[Recorded data]
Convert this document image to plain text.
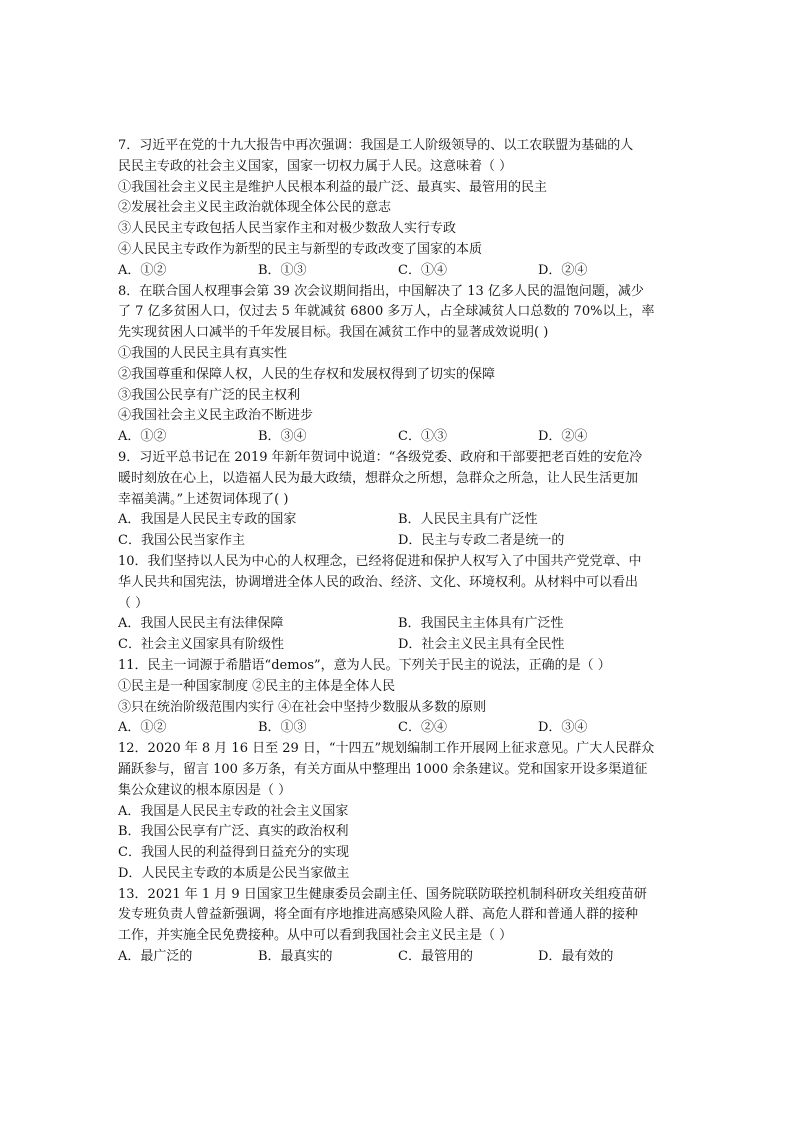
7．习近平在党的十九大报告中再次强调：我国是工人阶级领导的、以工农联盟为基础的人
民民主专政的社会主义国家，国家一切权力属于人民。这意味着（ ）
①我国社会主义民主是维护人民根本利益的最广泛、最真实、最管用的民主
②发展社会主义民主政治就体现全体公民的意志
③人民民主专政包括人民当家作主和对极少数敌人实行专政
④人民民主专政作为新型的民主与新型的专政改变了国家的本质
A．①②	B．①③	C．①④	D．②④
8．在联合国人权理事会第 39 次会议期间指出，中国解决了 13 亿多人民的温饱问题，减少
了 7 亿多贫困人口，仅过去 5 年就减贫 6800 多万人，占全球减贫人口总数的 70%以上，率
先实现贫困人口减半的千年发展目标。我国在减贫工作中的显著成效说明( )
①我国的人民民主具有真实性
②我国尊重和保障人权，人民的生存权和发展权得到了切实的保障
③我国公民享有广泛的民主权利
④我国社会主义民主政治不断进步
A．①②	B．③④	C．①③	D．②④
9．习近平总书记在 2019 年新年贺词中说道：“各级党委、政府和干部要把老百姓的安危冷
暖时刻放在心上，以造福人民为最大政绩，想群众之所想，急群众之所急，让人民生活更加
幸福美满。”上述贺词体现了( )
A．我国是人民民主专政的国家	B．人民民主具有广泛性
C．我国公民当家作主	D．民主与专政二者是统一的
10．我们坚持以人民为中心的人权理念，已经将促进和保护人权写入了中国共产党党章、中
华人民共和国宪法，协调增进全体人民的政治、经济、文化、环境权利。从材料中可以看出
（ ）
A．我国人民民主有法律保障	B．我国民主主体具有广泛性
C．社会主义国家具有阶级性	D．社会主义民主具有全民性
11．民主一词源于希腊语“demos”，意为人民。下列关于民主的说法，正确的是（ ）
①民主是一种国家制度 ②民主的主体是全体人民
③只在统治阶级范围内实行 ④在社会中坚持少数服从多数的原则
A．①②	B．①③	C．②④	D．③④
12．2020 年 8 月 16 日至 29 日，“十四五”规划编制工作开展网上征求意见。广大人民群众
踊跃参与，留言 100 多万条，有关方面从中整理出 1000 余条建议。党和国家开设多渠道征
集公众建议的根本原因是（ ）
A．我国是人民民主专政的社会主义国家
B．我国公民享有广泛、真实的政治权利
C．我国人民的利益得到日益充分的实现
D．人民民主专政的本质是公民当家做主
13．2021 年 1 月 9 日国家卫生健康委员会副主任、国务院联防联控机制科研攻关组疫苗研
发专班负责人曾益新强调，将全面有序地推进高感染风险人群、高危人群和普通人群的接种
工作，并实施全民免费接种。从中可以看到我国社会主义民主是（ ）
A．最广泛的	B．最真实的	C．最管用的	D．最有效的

* [Task instructions]:
Reproduce the entries above word for word. Pictures stay out.

* [Finished answer]:
Convert this document image to plain text.
7．习近平在党的十九大报告中再次强调：我国是工人阶级领导的、以工农联盟为基础的人
民民主专政的社会主义国家，国家一切权力属于人民。这意味着（ ）
①我国社会主义民主是维护人民根本利益的最广泛、最真实、最管用的民主
②发展社会主义民主政治就体现全体公民的意志
③人民民主专政包括人民当家作主和对极少数敌人实行专政
④人民民主专政作为新型的民主与新型的专政改变了国家的本质
A．①②	B．①③	C．①④	D．②④
8．在联合国人权理事会第 39 次会议期间指出，中国解决了 13 亿多人民的温饱问题，减少
了 7 亿多贫困人口，仅过去 5 年就减贫 6800 多万人，占全球减贫人口总数的 70%以上，率
先实现贫困人口减半的千年发展目标。我国在减贫工作中的显著成效说明( )
①我国的人民民主具有真实性
②我国尊重和保障人权，人民的生存权和发展权得到了切实的保障
③我国公民享有广泛的民主权利
④我国社会主义民主政治不断进步
A．①②	B．③④	C．①③	D．②④
9．习近平总书记在 2019 年新年贺词中说道：“各级党委、政府和干部要把老百姓的安危冷
暖时刻放在心上，以造福人民为最大政绩，想群众之所想，急群众之所急，让人民生活更加
幸福美满。”上述贺词体现了( )
A．我国是人民民主专政的国家	B．人民民主具有广泛性
C．我国公民当家作主	D．民主与专政二者是统一的
10．我们坚持以人民为中心的人权理念，已经将促进和保护人权写入了中国共产党党章、中
华人民共和国宪法，协调增进全体人民的政治、经济、文化、环境权利。从材料中可以看出
（ ）
A．我国人民民主有法律保障	B．我国民主主体具有广泛性
C．社会主义国家具有阶级性	D．社会主义民主具有全民性
11．民主一词源于希腊语“demos”，意为人民。下列关于民主的说法，正确的是（ ）
①民主是一种国家制度 ②民主的主体是全体人民
③只在统治阶级范围内实行 ④在社会中坚持少数服从多数的原则
A．①②	B．①③	C．②④	D．③④
12．2020 年 8 月 16 日至 29 日，“十四五”规划编制工作开展网上征求意见。广大人民群众
踊跃参与，留言 100 多万条，有关方面从中整理出 1000 余条建议。党和国家开设多渠道征
集公众建议的根本原因是（ ）
A．我国是人民民主专政的社会主义国家
B．我国公民享有广泛、真实的政治权利
C．我国人民的利益得到日益充分的实现
D．人民民主专政的本质是公民当家做主
13．2021 年 1 月 9 日国家卫生健康委员会副主任、国务院联防联控机制科研攻关组疫苗研
发专班负责人曾益新强调，将全面有序地推进高感染风险人群、高危人群和普通人群的接种
工作，并实施全民免费接种。从中可以看到我国社会主义民主是（ ）
A．最广泛的	B．最真实的	C．最管用的	D．最有效的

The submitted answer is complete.